__GIVEN REQUEST__: Write only the number of lines in the records beneath that hold "الوظيفة".

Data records

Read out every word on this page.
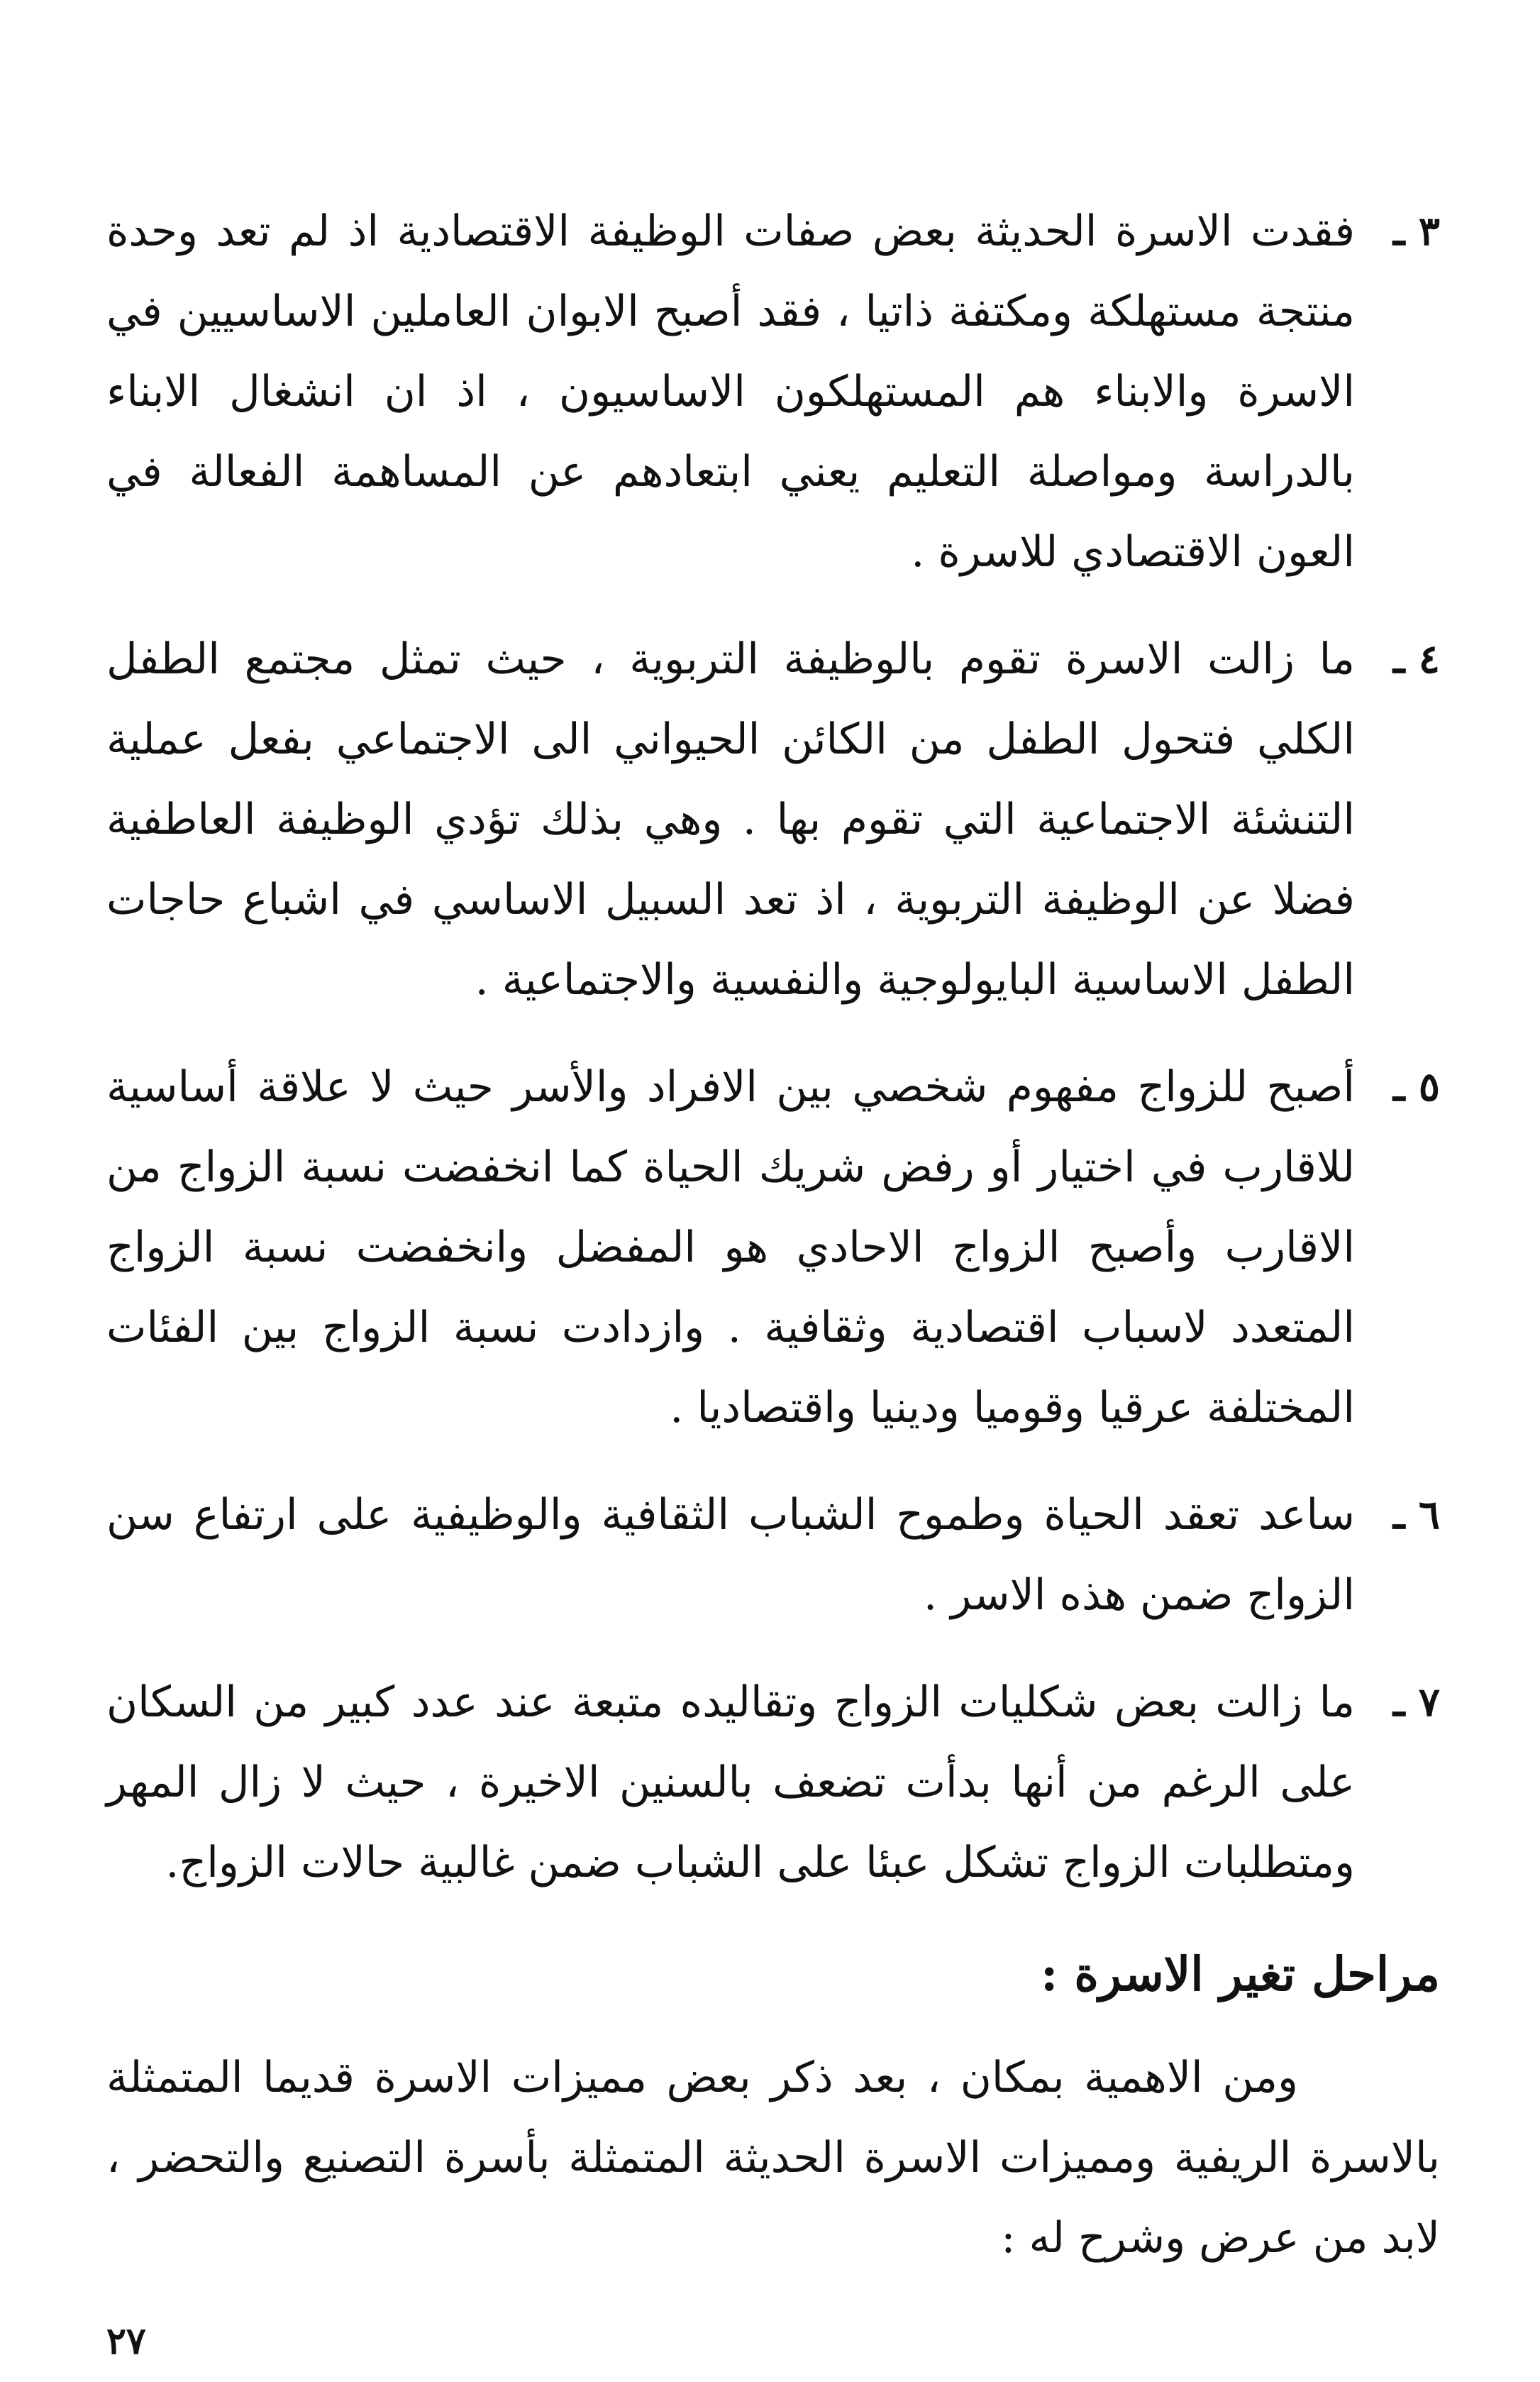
٣ ـ
فقدت الاسرة الحديثة بعض صفات الوظيفة الاقتصادية اذ لم تعد وحدة منتجة مستهلكة ومكتفة ذاتيا ، فقد أصبح الابوان العاملين الاساسيين في الاسرة والابناء هم المستهلكون الاساسيون ، اذ ان انشغال الابناء بالدراسة ومواصلة التعليم يعني ابتعادهم عن المساهمة الفعالة في العون الاقتصادي للاسرة .
٤ ـ
ما زالت الاسرة تقوم بالوظيفة التربوية ، حيث تمثل مجتمع الطفل الكلي فتحول الطفل من الكائن الحيواني الى الاجتماعي بفعل عملية التنشئة الاجتماعية التي تقوم بها . وهي بذلك تؤدي الوظيفة العاطفية فضلا عن الوظيفة التربوية ، اذ تعد السبيل الاساسي في اشباع حاجات الطفل الاساسية البايولوجية والنفسية والاجتماعية .
٥ ـ
أصبح للزواج مفهوم شخصي بين الافراد والأسر حيث لا علاقة أساسية للاقارب في اختيار أو رفض شريك الحياة كما انخفضت نسبة الزواج من الاقارب وأصبح الزواج الاحادي هو المفضل وانخفضت نسبة الزواج المتعدد لاسباب اقتصادية وثقافية . وازدادت نسبة الزواج بين الفئات المختلفة عرقيا وقوميا ودينيا واقتصاديا .
٦ ـ
ساعد تعقد الحياة وطموح الشباب الثقافية والوظيفية على ارتفاع سن الزواج ضمن هذه الاسر .
٧ ـ
ما زالت بعض شكليات الزواج وتقاليده متبعة عند عدد كبير من السكان على الرغم من أنها بدأت تضعف بالسنين الاخيرة ، حيث لا زال المهر ومتطلبات الزواج تشكل عبئا على الشباب ضمن غالبية حالات الزواج.
مراحل تغير الاسرة :
ومن الاهمية بمكان ، بعد ذكر بعض مميزات الاسرة قديما المتمثلة بالاسرة الريفية ومميزات الاسرة الحديثة المتمثلة بأسرة التصنيع والتحضر ، لابد من عرض وشرح له :
٢٧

__ANSWER FOR THE TASK__: 2